Source records:

------------

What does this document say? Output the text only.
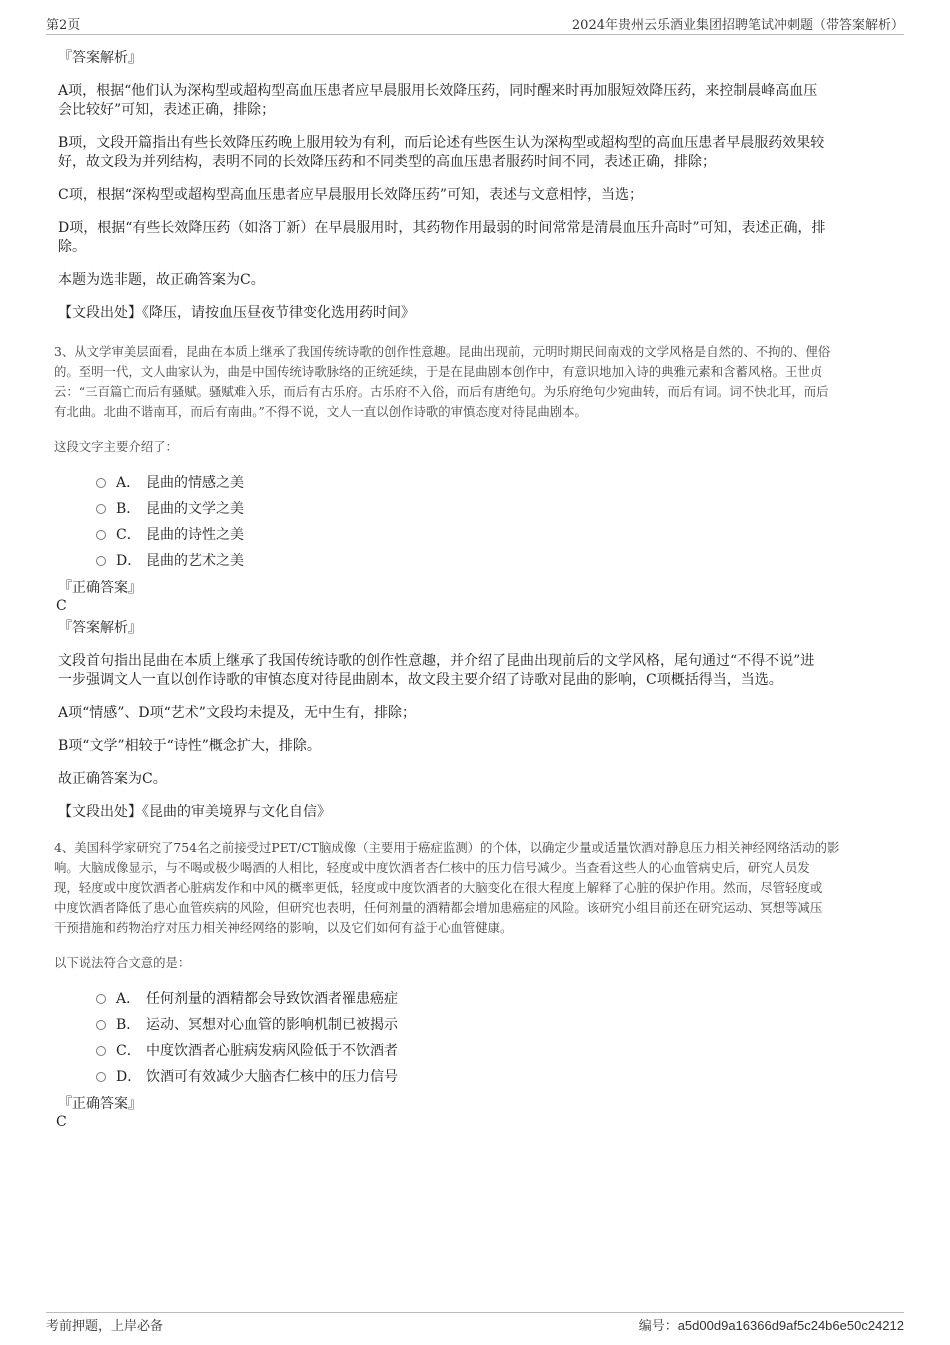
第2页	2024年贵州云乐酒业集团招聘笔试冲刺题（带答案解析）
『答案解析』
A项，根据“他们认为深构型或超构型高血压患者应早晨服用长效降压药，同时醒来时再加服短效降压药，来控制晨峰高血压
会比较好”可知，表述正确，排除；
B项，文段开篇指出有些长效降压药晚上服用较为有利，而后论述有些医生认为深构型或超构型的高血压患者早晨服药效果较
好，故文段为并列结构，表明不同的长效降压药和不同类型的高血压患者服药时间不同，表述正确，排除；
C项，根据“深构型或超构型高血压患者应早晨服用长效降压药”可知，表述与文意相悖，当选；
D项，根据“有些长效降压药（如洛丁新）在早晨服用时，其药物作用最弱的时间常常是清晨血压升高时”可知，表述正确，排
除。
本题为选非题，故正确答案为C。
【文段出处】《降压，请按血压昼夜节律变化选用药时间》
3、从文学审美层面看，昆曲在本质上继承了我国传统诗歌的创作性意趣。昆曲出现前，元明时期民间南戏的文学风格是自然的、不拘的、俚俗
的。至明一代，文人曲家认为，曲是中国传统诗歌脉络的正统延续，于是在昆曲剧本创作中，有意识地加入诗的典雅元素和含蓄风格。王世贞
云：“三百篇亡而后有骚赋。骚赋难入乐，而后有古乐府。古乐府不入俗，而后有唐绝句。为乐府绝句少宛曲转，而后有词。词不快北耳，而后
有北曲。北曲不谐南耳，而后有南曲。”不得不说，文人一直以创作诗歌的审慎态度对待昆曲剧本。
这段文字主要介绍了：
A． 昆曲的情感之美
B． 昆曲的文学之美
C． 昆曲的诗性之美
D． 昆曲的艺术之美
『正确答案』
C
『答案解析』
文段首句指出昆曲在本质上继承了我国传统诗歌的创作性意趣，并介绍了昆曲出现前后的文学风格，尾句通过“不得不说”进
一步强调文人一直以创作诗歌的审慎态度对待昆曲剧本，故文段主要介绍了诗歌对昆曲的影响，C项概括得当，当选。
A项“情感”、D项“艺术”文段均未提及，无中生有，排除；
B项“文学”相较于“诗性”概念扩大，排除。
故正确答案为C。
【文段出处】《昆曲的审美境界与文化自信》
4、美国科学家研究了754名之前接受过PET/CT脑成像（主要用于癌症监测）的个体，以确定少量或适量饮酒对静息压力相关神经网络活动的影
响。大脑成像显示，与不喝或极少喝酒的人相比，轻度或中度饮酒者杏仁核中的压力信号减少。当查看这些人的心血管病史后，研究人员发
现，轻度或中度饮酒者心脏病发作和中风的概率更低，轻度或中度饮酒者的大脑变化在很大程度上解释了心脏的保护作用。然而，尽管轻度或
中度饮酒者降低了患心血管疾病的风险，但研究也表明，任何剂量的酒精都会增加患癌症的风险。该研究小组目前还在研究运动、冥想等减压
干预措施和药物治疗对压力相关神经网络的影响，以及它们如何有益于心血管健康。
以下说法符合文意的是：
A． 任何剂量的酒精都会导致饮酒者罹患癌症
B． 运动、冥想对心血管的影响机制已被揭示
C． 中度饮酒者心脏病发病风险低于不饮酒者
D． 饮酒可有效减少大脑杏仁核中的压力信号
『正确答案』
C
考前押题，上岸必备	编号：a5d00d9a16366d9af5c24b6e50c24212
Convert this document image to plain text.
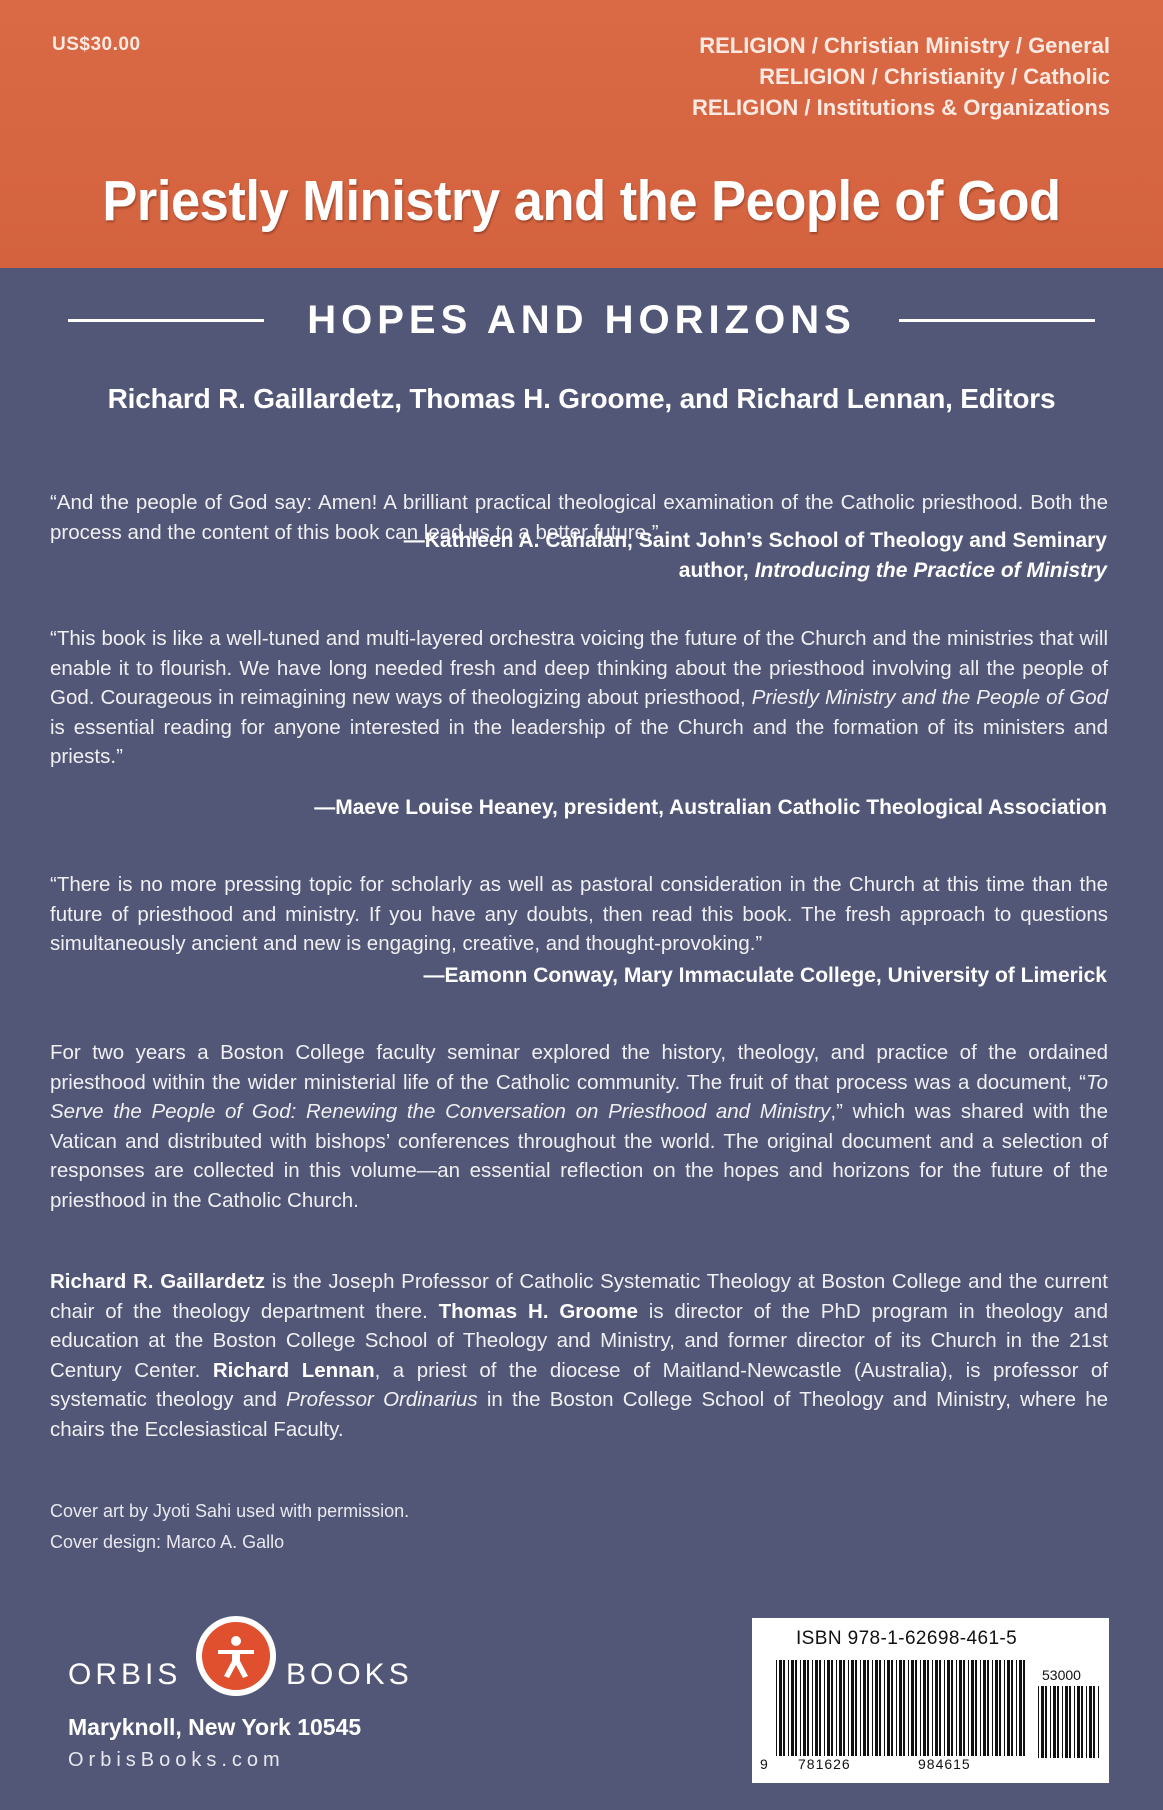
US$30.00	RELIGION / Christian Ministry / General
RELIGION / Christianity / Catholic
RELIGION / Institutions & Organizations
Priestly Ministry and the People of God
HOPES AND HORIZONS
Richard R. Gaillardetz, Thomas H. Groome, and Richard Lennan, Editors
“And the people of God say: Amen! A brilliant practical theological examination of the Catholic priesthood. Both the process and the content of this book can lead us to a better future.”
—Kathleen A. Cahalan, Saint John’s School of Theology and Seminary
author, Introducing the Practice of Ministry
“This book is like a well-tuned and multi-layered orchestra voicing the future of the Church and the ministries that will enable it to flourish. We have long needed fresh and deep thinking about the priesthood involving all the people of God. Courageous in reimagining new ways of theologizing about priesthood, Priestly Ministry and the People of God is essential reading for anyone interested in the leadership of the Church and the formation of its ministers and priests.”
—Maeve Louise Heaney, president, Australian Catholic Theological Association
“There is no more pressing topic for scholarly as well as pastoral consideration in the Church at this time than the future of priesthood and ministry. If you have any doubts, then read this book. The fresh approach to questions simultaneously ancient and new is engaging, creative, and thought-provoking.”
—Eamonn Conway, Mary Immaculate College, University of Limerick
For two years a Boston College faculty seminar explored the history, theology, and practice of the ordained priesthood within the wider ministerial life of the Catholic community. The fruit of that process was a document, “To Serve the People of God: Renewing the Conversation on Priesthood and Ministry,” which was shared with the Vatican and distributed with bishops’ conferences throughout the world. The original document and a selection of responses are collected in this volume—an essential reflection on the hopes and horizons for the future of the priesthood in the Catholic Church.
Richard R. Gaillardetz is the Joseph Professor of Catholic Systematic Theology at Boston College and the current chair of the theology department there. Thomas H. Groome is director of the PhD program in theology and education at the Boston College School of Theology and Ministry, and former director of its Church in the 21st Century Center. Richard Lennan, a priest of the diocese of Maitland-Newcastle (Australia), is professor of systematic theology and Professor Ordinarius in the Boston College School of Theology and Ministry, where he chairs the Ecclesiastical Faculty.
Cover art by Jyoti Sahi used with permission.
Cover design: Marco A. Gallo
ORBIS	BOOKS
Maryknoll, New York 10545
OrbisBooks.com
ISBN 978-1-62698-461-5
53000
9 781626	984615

------------

Stated goal:
Scan the data above and copy every line with "text" in it.

Task answer:
What does this document say? Output the text only.
Convert this document image to plain text.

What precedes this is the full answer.